Required work: Look for the word "published" in the entries and copy every line where it shows up.

Records provided START

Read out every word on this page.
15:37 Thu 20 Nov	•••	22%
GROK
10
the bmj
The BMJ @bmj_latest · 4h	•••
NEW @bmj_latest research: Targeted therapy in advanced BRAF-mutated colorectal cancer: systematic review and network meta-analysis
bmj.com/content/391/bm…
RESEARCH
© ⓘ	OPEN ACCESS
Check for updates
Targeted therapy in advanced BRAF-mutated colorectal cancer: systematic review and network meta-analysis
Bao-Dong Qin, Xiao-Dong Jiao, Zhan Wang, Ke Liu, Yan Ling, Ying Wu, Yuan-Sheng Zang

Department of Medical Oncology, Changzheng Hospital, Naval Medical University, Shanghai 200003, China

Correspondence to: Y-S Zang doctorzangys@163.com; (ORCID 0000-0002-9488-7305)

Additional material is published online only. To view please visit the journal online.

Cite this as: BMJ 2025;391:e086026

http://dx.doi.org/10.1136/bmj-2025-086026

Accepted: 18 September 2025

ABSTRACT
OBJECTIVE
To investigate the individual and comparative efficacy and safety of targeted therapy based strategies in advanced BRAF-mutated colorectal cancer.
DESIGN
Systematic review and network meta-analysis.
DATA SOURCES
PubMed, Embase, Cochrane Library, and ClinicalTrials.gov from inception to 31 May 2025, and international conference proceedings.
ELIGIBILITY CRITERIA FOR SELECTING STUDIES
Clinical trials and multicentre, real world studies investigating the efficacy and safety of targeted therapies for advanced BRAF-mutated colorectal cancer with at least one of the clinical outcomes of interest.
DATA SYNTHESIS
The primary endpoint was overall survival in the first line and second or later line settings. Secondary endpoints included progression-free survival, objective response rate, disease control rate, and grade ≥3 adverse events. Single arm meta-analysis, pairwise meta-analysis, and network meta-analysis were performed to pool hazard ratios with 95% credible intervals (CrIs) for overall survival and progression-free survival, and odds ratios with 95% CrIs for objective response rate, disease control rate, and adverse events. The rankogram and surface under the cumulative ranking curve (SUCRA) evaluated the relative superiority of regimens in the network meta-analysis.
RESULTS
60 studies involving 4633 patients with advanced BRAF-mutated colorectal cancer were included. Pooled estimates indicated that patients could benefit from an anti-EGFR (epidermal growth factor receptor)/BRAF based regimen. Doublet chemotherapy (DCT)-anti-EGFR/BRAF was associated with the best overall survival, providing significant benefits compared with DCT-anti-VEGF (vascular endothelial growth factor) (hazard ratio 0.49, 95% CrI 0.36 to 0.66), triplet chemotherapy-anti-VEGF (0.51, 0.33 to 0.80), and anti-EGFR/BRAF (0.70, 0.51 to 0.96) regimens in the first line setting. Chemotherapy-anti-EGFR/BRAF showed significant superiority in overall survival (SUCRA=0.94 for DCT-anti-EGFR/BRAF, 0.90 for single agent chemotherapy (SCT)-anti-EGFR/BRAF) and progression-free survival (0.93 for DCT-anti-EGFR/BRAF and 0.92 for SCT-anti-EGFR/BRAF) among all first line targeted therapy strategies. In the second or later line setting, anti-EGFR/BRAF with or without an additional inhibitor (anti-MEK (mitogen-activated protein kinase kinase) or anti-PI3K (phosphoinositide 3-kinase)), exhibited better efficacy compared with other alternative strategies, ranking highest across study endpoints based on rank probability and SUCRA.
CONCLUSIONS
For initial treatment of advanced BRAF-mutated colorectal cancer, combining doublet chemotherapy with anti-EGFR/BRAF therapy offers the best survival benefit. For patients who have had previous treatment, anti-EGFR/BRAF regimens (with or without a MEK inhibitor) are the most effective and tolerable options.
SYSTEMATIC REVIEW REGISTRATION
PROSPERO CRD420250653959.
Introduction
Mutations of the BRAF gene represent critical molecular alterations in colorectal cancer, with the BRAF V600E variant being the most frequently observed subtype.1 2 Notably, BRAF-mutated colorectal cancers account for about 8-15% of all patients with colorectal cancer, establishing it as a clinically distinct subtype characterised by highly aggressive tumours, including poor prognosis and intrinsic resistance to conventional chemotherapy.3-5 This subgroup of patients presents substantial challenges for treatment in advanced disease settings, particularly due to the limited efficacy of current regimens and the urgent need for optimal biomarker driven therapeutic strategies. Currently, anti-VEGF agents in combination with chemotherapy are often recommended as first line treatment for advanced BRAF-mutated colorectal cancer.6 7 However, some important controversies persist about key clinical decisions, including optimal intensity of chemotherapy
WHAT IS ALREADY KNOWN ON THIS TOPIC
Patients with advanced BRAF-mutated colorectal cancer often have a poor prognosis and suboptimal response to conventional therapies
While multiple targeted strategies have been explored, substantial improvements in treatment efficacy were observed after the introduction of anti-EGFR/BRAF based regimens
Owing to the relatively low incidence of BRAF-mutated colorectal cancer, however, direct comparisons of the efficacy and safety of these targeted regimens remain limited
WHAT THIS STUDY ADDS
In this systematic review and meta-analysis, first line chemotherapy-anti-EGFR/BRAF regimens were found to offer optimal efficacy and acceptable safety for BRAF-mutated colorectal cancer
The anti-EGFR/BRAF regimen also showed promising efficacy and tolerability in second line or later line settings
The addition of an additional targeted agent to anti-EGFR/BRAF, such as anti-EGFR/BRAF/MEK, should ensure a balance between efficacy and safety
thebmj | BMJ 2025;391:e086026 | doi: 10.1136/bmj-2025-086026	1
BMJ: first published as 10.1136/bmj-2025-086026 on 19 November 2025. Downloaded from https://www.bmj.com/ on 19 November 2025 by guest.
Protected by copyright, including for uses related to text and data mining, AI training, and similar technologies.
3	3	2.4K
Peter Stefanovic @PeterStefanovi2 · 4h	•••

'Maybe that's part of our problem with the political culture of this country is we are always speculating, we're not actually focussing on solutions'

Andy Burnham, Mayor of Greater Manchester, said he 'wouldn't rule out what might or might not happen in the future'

Records provided END

Your response:
Additional material is published online only. To view please visit the journal online.
BMJ: first published as 10.1136/bmj-2025-086026 on 19 November 2025. Downloaded from https://www.bmj.com/ on 19 November 2025 by guest.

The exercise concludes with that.